→ STORED RECORDS

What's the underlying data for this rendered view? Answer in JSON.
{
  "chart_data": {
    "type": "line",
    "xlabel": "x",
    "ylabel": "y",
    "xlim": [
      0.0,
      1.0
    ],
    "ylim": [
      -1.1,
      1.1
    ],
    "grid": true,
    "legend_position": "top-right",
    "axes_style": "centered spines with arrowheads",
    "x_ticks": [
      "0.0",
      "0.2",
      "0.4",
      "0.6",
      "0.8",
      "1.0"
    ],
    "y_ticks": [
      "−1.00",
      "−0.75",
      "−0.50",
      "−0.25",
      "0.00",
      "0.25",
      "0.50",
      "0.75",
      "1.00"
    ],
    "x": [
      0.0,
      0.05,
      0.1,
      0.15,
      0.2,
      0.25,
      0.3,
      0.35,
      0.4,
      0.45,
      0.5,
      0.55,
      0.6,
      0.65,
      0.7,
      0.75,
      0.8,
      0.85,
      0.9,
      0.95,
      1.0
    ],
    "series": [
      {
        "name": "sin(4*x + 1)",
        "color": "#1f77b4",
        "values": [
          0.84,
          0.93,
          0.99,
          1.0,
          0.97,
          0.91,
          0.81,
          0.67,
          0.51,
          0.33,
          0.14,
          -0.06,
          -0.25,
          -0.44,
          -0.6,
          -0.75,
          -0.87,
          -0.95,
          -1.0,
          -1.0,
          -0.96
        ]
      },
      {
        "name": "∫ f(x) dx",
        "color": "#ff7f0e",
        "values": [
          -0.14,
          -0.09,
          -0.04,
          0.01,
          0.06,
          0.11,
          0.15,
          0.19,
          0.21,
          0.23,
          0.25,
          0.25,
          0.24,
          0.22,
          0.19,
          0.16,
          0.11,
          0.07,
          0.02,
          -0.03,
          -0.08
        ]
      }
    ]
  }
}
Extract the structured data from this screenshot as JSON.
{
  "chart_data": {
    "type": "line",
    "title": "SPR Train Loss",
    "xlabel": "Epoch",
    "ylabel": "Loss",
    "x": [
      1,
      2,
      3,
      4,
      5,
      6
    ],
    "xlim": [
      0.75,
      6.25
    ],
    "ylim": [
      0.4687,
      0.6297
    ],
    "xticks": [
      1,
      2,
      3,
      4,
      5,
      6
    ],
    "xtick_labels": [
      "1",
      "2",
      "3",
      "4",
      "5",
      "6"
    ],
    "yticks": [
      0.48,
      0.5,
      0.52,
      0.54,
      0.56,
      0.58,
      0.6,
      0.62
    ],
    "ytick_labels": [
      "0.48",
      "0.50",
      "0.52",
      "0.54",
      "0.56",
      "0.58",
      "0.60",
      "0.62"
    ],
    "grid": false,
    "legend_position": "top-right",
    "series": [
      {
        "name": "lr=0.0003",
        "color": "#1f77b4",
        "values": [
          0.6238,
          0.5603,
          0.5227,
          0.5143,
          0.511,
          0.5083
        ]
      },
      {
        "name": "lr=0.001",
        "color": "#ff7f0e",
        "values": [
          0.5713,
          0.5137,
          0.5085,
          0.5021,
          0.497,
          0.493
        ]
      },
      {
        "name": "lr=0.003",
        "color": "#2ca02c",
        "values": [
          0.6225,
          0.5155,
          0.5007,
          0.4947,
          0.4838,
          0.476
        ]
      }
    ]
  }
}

→ WHAT YOU HAVE TO DO
Copy every line of the material, please, keeping it exactly the same.

→ OUTPUT FOR THIS EXERCISE
What's the underlying data for this rendered view? Answer in JSON.
{
  "chart_data": {
    "type": "line",
    "xlabel": "x",
    "ylabel": "y",
    "xlim": [
      0.0,
      1.0
    ],
    "ylim": [
      -1.1,
      1.1
    ],
    "grid": true,
    "legend_position": "top-right",
    "axes_style": "centered spines with arrowheads",
    "x_ticks": [
      "0.0",
      "0.2",
      "0.4",
      "0.6",
      "0.8",
      "1.0"
    ],
    "y_ticks": [
      "−1.00",
      "−0.75",
      "−0.50",
      "−0.25",
      "0.00",
      "0.25",
      "0.50",
      "0.75",
      "1.00"
    ],
    "x": [
      0.0,
      0.05,
      0.1,
      0.15,
      0.2,
      0.25,
      0.3,
      0.35,
      0.4,
      0.45,
      0.5,
      0.55,
      0.6,
      0.65,
      0.7,
      0.75,
      0.8,
      0.85,
      0.9,
      0.95,
      1.0
    ],
    "series": [
      {
        "name": "sin(4*x + 1)",
        "color": "#1f77b4",
        "values": [
          0.84,
          0.93,
          0.99,
          1.0,
          0.97,
          0.91,
          0.81,
          0.67,
          0.51,
          0.33,
          0.14,
          -0.06,
          -0.25,
          -0.44,
          -0.6,
          -0.75,
          -0.87,
          -0.95,
          -1.0,
          -1.0,
          -0.96
        ]
      },
      {
        "name": "∫ f(x) dx",
        "color": "#ff7f0e",
        "values": [
          -0.14,
          -0.09,
          -0.04,
          0.01,
          0.06,
          0.11,
          0.15,
          0.19,
          0.21,
          0.23,
          0.25,
          0.25,
          0.24,
          0.22,
          0.19,
          0.16,
          0.11,
          0.07,
          0.02,
          -0.03,
          -0.08
        ]
      }
    ]
  }
}
Extract the structured data from this screenshot as JSON.
{
  "chart_data": {
    "type": "line",
    "title": "SPR Train Loss",
    "xlabel": "Epoch",
    "ylabel": "Loss",
    "x": [
      1,
      2,
      3,
      4,
      5,
      6
    ],
    "xlim": [
      0.75,
      6.25
    ],
    "ylim": [
      0.4687,
      0.6297
    ],
    "xticks": [
      1,
      2,
      3,
      4,
      5,
      6
    ],
    "xtick_labels": [
      "1",
      "2",
      "3",
      "4",
      "5",
      "6"
    ],
    "yticks": [
      0.48,
      0.5,
      0.52,
      0.54,
      0.56,
      0.58,
      0.6,
      0.62
    ],
    "ytick_labels": [
      "0.48",
      "0.50",
      "0.52",
      "0.54",
      "0.56",
      "0.58",
      "0.60",
      "0.62"
    ],
    "grid": false,
    "legend_position": "top-right",
    "series": [
      {
        "name": "lr=0.0003",
        "color": "#1f77b4",
        "values": [
          0.6238,
          0.5603,
          0.5227,
          0.5143,
          0.511,
          0.5083
        ]
      },
      {
        "name": "lr=0.001",
        "color": "#ff7f0e",
        "values": [
          0.5713,
          0.5137,
          0.5085,
          0.5021,
          0.497,
          0.493
        ]
      },
      {
        "name": "lr=0.003",
        "color": "#2ca02c",
        "values": [
          0.6225,
          0.5155,
          0.5007,
          0.4947,
          0.4838,
          0.476
        ]
      }
    ]
  }
}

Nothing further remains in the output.